(Excerpts from a figure dataset)
■ ■ ■ ■ ■
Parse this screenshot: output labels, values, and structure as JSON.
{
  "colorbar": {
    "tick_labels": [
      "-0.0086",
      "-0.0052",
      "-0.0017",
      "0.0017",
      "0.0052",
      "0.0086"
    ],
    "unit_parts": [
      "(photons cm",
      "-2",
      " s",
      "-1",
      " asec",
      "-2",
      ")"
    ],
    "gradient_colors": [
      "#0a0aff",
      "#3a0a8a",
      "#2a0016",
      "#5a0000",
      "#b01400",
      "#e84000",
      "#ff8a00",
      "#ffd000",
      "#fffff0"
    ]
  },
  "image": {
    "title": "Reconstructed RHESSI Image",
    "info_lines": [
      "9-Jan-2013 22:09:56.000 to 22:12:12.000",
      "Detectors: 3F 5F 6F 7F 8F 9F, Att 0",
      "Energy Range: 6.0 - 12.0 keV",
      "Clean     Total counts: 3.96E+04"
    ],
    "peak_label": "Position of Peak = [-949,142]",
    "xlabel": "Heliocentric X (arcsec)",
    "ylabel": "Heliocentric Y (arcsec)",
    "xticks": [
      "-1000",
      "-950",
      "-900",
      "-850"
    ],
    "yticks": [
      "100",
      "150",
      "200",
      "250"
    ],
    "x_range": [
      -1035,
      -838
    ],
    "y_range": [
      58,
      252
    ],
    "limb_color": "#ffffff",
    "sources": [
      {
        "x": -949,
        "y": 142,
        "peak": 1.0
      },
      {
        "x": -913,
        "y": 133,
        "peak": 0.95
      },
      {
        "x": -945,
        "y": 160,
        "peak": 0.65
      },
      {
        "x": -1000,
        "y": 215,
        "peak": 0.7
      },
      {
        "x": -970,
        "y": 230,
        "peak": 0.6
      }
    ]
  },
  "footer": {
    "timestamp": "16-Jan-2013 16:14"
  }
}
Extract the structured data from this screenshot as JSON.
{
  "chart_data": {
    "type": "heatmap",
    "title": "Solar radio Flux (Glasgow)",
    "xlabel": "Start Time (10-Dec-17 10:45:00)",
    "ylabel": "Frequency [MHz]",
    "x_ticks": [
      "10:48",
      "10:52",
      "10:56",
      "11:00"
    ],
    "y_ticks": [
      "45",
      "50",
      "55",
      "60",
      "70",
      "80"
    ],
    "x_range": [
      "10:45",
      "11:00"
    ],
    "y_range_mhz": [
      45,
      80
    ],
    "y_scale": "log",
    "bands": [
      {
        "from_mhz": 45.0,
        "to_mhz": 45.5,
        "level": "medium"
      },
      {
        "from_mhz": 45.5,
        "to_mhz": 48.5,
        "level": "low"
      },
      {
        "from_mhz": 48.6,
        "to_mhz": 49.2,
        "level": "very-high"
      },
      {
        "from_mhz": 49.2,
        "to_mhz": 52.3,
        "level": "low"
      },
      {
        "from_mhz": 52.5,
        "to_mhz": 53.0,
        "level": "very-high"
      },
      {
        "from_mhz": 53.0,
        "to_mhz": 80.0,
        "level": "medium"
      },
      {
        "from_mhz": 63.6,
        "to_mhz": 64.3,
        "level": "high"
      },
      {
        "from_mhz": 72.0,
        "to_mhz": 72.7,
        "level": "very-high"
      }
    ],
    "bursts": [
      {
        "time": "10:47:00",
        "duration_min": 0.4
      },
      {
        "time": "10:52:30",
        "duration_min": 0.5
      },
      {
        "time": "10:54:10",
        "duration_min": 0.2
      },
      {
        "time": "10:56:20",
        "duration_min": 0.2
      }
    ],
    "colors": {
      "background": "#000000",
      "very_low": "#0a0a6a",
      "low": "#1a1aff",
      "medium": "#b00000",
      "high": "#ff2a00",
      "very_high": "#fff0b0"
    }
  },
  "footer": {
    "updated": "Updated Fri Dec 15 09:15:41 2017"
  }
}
■ ■ ■ ■ ■
Could you transcribe the records in full, exactly?

Parse this screenshot: output labels, values, and structure as JSON.
{
  "colorbar": {
    "tick_labels": [
      "-0.0086",
      "-0.0052",
      "-0.0017",
      "0.0017",
      "0.0052",
      "0.0086"
    ],
    "unit_parts": [
      "(photons cm",
      "-2",
      " s",
      "-1",
      " asec",
      "-2",
      ")"
    ],
    "gradient_colors": [
      "#0a0aff",
      "#3a0a8a",
      "#2a0016",
      "#5a0000",
      "#b01400",
      "#e84000",
      "#ff8a00",
      "#ffd000",
      "#fffff0"
    ]
  },
  "image": {
    "title": "Reconstructed RHESSI Image",
    "info_lines": [
      "9-Jan-2013 22:09:56.000 to 22:12:12.000",
      "Detectors: 3F 5F 6F 7F 8F 9F, Att 0",
      "Energy Range: 6.0 - 12.0 keV",
      "Clean     Total counts: 3.96E+04"
    ],
    "peak_label": "Position of Peak = [-949,142]",
    "xlabel": "Heliocentric X (arcsec)",
    "ylabel": "Heliocentric Y (arcsec)",
    "xticks": [
      "-1000",
      "-950",
      "-900",
      "-850"
    ],
    "yticks": [
      "100",
      "150",
      "200",
      "250"
    ],
    "x_range": [
      -1035,
      -838
    ],
    "y_range": [
      58,
      252
    ],
    "limb_color": "#ffffff",
    "sources": [
      {
        "x": -949,
        "y": 142,
        "peak": 1.0
      },
      {
        "x": -913,
        "y": 133,
        "peak": 0.95
      },
      {
        "x": -945,
        "y": 160,
        "peak": 0.65
      },
      {
        "x": -1000,
        "y": 215,
        "peak": 0.7
      },
      {
        "x": -970,
        "y": 230,
        "peak": 0.6
      }
    ]
  },
  "footer": {
    "timestamp": "16-Jan-2013 16:14"
  }
}
Extract the structured data from this screenshot as JSON.
{
  "chart_data": {
    "type": "heatmap",
    "title": "Solar radio Flux (Glasgow)",
    "xlabel": "Start Time (10-Dec-17 10:45:00)",
    "ylabel": "Frequency [MHz]",
    "x_ticks": [
      "10:48",
      "10:52",
      "10:56",
      "11:00"
    ],
    "y_ticks": [
      "45",
      "50",
      "55",
      "60",
      "70",
      "80"
    ],
    "x_range": [
      "10:45",
      "11:00"
    ],
    "y_range_mhz": [
      45,
      80
    ],
    "y_scale": "log",
    "bands": [
      {
        "from_mhz": 45.0,
        "to_mhz": 45.5,
        "level": "medium"
      },
      {
        "from_mhz": 45.5,
        "to_mhz": 48.5,
        "level": "low"
      },
      {
        "from_mhz": 48.6,
        "to_mhz": 49.2,
        "level": "very-high"
      },
      {
        "from_mhz": 49.2,
        "to_mhz": 52.3,
        "level": "low"
      },
      {
        "from_mhz": 52.5,
        "to_mhz": 53.0,
        "level": "very-high"
      },
      {
        "from_mhz": 53.0,
        "to_mhz": 80.0,
        "level": "medium"
      },
      {
        "from_mhz": 63.6,
        "to_mhz": 64.3,
        "level": "high"
      },
      {
        "from_mhz": 72.0,
        "to_mhz": 72.7,
        "level": "very-high"
      }
    ],
    "bursts": [
      {
        "time": "10:47:00",
        "duration_min": 0.4
      },
      {
        "time": "10:52:30",
        "duration_min": 0.5
      },
      {
        "time": "10:54:10",
        "duration_min": 0.2
      },
      {
        "time": "10:56:20",
        "duration_min": 0.2
      }
    ],
    "colors": {
      "background": "#000000",
      "very_low": "#0a0a6a",
      "low": "#1a1aff",
      "medium": "#b00000",
      "high": "#ff2a00",
      "very_high": "#fff0b0"
    }
  },
  "footer": {
    "updated": "Updated Fri Dec 15 09:15:41 2017"
  }
}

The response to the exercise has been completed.